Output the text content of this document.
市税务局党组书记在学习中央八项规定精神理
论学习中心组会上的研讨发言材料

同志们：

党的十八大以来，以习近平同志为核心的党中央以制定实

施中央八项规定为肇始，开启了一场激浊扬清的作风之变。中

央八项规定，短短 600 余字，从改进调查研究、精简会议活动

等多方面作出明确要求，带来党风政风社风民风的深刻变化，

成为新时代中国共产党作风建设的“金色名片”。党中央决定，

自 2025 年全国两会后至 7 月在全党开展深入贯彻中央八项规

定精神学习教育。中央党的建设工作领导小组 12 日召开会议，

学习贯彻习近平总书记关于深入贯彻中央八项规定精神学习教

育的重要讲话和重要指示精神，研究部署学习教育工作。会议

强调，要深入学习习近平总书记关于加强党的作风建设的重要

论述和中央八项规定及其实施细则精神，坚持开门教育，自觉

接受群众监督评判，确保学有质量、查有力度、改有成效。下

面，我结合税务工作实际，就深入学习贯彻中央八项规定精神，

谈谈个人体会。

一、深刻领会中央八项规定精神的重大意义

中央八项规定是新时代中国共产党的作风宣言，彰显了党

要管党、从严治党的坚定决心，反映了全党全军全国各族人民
■ ■ ■ ■ ■ ■ ■
## Request
Your task is to return the full listing exactly as it was given.

## Result of this task
Output the text content of this document.
市税务局党组书记在学习中央八项规定精神理
论学习中心组会上的研讨发言材料

同志们：

党的十八大以来，以习近平同志为核心的党中央以制定实

施中央八项规定为肇始，开启了一场激浊扬清的作风之变。中

央八项规定，短短 600 余字，从改进调查研究、精简会议活动

等多方面作出明确要求，带来党风政风社风民风的深刻变化，

成为新时代中国共产党作风建设的“金色名片”。党中央决定，

自 2025 年全国两会后至 7 月在全党开展深入贯彻中央八项规

定精神学习教育。中央党的建设工作领导小组 12 日召开会议，

学习贯彻习近平总书记关于深入贯彻中央八项规定精神学习教

育的重要讲话和重要指示精神，研究部署学习教育工作。会议

强调，要深入学习习近平总书记关于加强党的作风建设的重要

论述和中央八项规定及其实施细则精神，坚持开门教育，自觉

接受群众监督评判，确保学有质量、查有力度、改有成效。下

面，我结合税务工作实际，就深入学习贯彻中央八项规定精神，

谈谈个人体会。

一、深刻领会中央八项规定精神的重大意义

中央八项规定是新时代中国共产党的作风宣言，彰显了党

要管党、从严治党的坚定决心，反映了全党全军全国各族人民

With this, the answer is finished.